◆ **WORK REQUIRED**:
Say how many lines contain the word "value". Only the number should be given.

◆ **MATERIAL FOR THE TASK**:
+ + + + +

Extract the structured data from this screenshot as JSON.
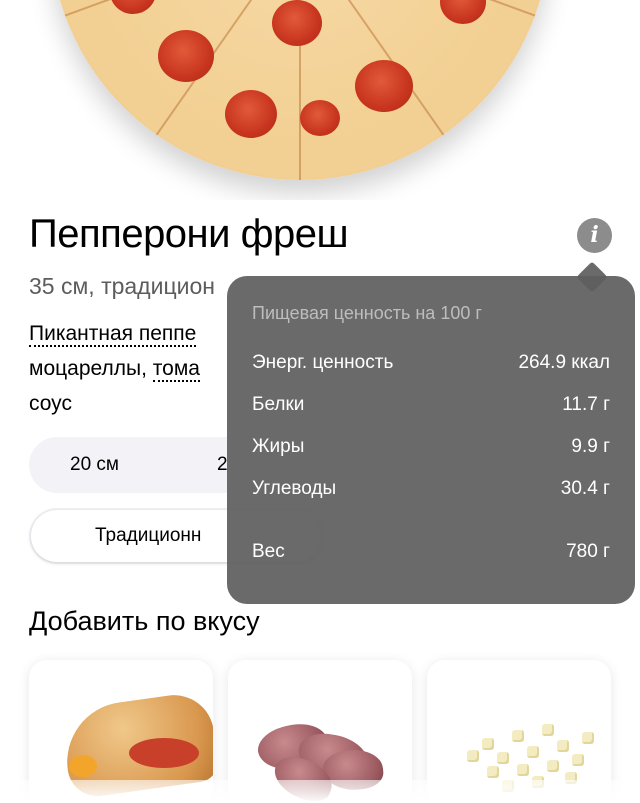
{
  "product": {
    "title": "Пепперони фреш",
    "subtitle": "35 см, традицион",
    "description": {
      "line1": "Пикантная пеппе",
      "line2a": "моцареллы, ",
      "line2b": "тома",
      "line3": "соус"
    }
  },
  "info_button": {
    "icon": "info-icon"
  },
  "size_selector": {
    "options": [
      "20 см",
      "2"
    ]
  },
  "dough_selector": {
    "selected": "Традиционн"
  },
  "add_section": {
    "title": "Добавить по вкусу",
    "cards": [
      {
        "icon": "calzone-image"
      },
      {
        "icon": "ham-image"
      },
      {
        "icon": "mozzarella-cubes-image"
      }
    ]
  },
  "nutrition": {
    "title": "Пищевая ценность на 100 г",
    "rows": [
      {
        "label": "Энерг. ценность",
        "value": "264.9 ккал"
      },
      {
        "label": "Белки",
        "value": "11.7 г"
      },
      {
        "label": "Жиры",
        "value": "9.9 г"
      },
      {
        "label": "Углеводы",
        "value": "30.4 г"
      }
    ],
    "weight": {
      "label": "Вес",
      "value": "780 г"
    }
  }
}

+ + + + +

◆ **FULL RESPONSE**:
5